## Required actions
a) Quote the passage on AI in organizations from "Capability-building went from" up to and including "a shiny distraction.".
b) In the passage on AI in organizations, which activities do the writers say they will keep doing with this technology in 2026? List them all.

## Excerpt provided
The conversation resonated because it voiced an anxiety we were hearing everywhere:
What happens if the value chain built around search begins to erode?
What does ‘organic discovery’ even look like in an AI-first world?
What happens to the people who’ve built careers around this?
The conversation around GEO hinted at where things might go next, i.e. not a list of links, but a layer of AI that surfaces what we need without us asking. Something closer to Google Recommends than Google Search. For organisations, it raised real questions about how people will find products, content and brands in the years ahead.
What this meant for organisations
The mood changed
If you followed the headlines, you’d assume organisations were pulling back. As with most truths behind the headlines, the reality was more nuanced. The MIT study that found over 95% of AI pilots fail made it seem to many that meant AI is a failed technology. What it said to us as an organisation with deep expertise in organisational change was: literally nothing new. We’re only in business because embedding a new technology into an organisation is really hard and teams need a structured way to approach it.
In our work and in our client teams, what we saw wasn’t retreat or an abandonment of AI – it was seriousness. The hype had done its job. Now the questions were harder: how do we actually embed this? What skills do we need? Who’s going to lead it?
The organisations that stalled were the ones waiting for certainty – for the discourse to settle, for a clear winner to emerge, for someone to tell them what to do. The ones that moved were the ones who treated uncertainty as the operating condition and got on with learning anyway.
AI literacy became the quiet differentiator
As models advanced, organisations felt the distance between ambition and ability widening. The pace of releases outstripped internal understanding. Most teams weren’t lacking tools – they were lacking fluency.
This is where we saw the gap open up. Teams that invested in literacy moved faster, made better decisions, avoided the usual traps. They weren’t necessarily the ones with the biggest budgets or the most technical talent. They were the ones who’d built the confidence to experiment.
Capability-building went from optional to essential. Not because the technology demanded it, but because without it, organisations couldn’t tell the difference between a real opportunity and a shiny distraction.
Where we stand
Here’s the honest version: no one knows where this is going. Not the labs, not the analysts, not the consultants. Including us.
But we’ve noticed something. The teams that are finding their way aren’t the ones with the most certainty. They’re the ones with the most willingness to learn. They approach AI experimentally – not as a problem to be solved, but as a capability to be developed. They try things, pay attention to what works, and adjust.
Having a critical mindset is always essential. It doesn’t really matter if you’re an early adopter or a sceptic. That dialogue is a distraction. Instead we advocate for staying curious while everyone else picks a side.
We think the organisations that thrive in the next few years won’t be the ones who predicted correctly. They’ll be the ones who built the capacity to keep learning, even when the ground keeps shifting.
Our philosophy for 2026 is pretty simple. We’ll keep imagining, learning, testing, experimenting and building with this technology. If that sounds like you, we’d love to work with teams who feel the same.

## Dataset entries
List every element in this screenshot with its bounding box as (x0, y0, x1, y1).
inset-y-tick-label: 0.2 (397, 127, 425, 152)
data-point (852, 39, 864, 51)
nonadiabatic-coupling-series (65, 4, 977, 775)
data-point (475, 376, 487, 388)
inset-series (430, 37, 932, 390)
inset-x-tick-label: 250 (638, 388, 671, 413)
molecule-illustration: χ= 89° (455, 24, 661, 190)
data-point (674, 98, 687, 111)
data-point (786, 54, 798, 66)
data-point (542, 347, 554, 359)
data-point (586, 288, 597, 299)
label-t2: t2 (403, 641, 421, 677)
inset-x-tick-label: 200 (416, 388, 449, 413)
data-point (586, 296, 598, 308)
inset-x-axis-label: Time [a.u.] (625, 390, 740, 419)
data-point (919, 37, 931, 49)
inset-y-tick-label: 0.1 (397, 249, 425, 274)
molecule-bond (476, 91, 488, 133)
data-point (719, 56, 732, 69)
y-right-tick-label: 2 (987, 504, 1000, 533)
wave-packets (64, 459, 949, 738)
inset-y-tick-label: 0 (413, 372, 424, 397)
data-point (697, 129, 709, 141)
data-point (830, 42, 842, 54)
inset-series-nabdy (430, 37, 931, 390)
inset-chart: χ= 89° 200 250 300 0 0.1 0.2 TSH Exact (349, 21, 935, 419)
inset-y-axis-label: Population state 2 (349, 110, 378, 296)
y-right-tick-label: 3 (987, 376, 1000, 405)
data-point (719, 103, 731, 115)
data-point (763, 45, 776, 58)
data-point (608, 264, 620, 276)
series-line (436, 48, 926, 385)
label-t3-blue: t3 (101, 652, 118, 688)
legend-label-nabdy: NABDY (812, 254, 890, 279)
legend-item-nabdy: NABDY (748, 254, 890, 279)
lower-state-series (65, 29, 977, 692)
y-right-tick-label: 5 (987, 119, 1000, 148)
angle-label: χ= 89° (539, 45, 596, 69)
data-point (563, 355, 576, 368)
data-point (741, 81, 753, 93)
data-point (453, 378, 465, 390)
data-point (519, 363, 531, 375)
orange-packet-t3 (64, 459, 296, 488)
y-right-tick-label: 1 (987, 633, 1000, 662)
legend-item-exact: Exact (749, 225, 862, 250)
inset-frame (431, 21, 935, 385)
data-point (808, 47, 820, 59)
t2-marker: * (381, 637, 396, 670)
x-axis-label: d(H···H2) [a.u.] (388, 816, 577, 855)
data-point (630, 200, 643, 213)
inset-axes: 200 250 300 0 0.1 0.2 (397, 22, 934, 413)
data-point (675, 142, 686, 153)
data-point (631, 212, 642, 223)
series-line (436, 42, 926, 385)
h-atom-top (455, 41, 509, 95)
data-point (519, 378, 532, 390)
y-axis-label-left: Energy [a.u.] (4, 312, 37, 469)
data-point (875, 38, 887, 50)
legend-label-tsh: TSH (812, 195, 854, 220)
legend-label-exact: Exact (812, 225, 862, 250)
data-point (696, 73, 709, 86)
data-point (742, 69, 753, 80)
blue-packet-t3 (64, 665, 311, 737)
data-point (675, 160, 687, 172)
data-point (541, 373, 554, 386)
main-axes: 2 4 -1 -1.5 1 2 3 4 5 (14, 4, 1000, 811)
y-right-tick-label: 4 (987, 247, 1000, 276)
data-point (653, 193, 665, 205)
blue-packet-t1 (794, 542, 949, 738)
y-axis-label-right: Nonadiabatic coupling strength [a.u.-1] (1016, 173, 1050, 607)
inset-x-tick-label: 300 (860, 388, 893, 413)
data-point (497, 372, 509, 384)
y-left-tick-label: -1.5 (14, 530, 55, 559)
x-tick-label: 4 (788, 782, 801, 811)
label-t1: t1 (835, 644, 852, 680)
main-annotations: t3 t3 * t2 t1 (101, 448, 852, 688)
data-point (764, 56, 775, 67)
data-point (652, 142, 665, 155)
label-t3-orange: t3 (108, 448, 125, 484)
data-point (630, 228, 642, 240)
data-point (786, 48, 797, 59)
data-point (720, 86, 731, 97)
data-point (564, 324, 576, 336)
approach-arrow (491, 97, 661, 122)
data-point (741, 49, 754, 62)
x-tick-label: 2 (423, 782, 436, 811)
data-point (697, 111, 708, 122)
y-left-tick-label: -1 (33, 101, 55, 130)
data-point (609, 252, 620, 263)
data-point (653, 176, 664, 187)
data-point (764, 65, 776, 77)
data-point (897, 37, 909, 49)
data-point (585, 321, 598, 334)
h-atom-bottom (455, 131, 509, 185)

## Per-task answers
a)
Capability-building went from optional to essential. Not because the technology demanded it, but because without it, organisations couldn’t tell the difference between a real opportunity and a shiny distraction.

b)
- Imagining
- Learning
- Testing
- Experimenting
- Building